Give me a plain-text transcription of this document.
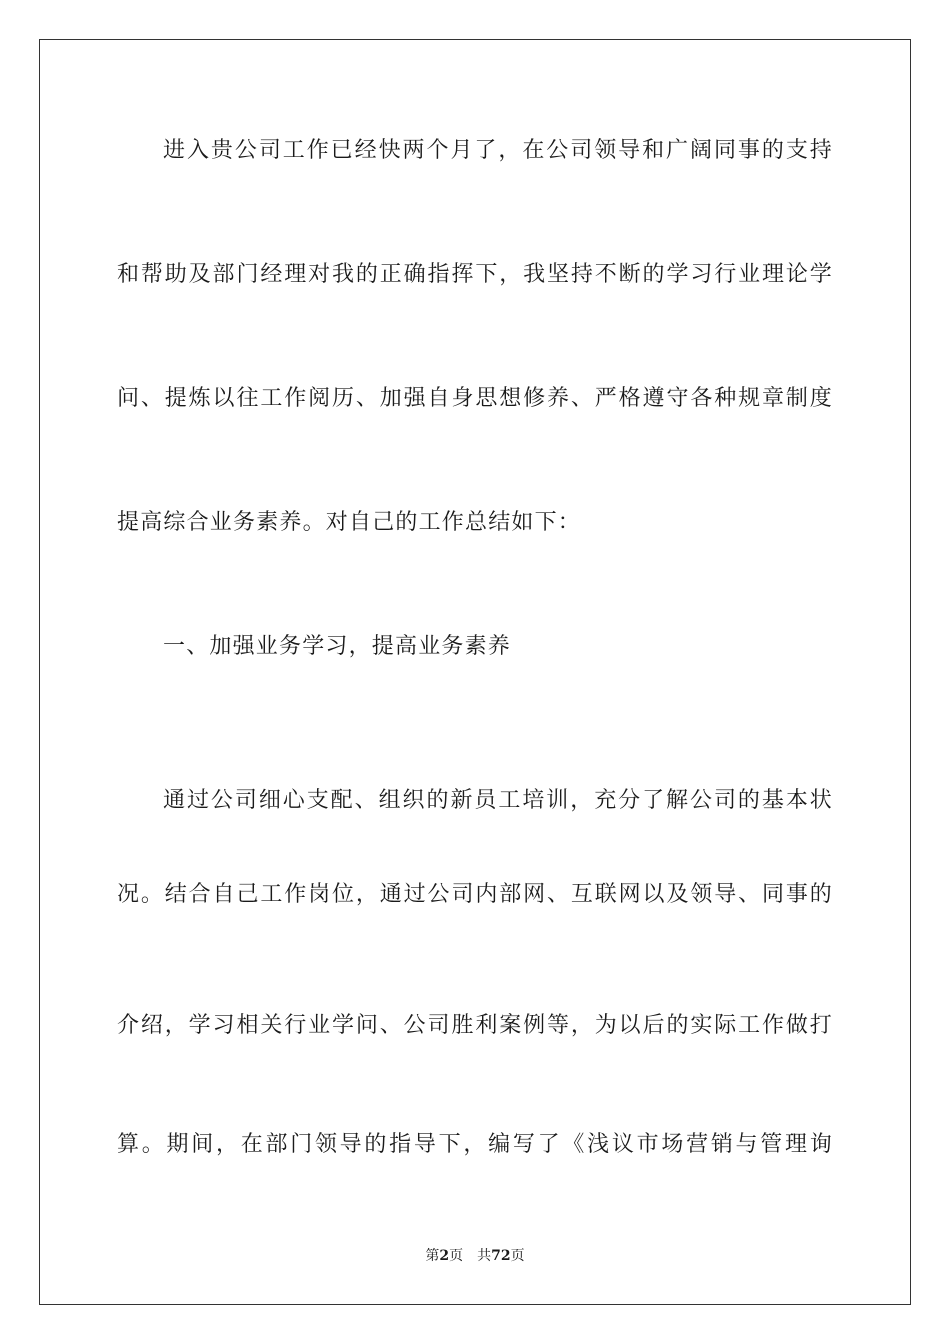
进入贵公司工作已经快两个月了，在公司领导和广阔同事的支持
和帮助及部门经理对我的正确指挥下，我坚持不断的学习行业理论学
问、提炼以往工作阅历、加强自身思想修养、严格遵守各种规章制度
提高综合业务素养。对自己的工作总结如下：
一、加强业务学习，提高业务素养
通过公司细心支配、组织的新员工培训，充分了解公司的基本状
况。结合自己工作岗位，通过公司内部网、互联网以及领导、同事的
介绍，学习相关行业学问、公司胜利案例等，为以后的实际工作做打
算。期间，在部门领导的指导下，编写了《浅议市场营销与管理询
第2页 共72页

• What the task asks:
Pictures are not part of the copy; reproduce everything else in the records exactly.

• Result below:
Give me a plain-text transcription of this document.
进入贵公司工作已经快两个月了，在公司领导和广阔同事的支持
和帮助及部门经理对我的正确指挥下，我坚持不断的学习行业理论学
问、提炼以往工作阅历、加强自身思想修养、严格遵守各种规章制度
提高综合业务素养。对自己的工作总结如下：
一、加强业务学习，提高业务素养
通过公司细心支配、组织的新员工培训，充分了解公司的基本状
况。结合自己工作岗位，通过公司内部网、互联网以及领导、同事的
介绍，学习相关行业学问、公司胜利案例等，为以后的实际工作做打
算。期间，在部门领导的指导下，编写了《浅议市场营销与管理询
第2页 共72页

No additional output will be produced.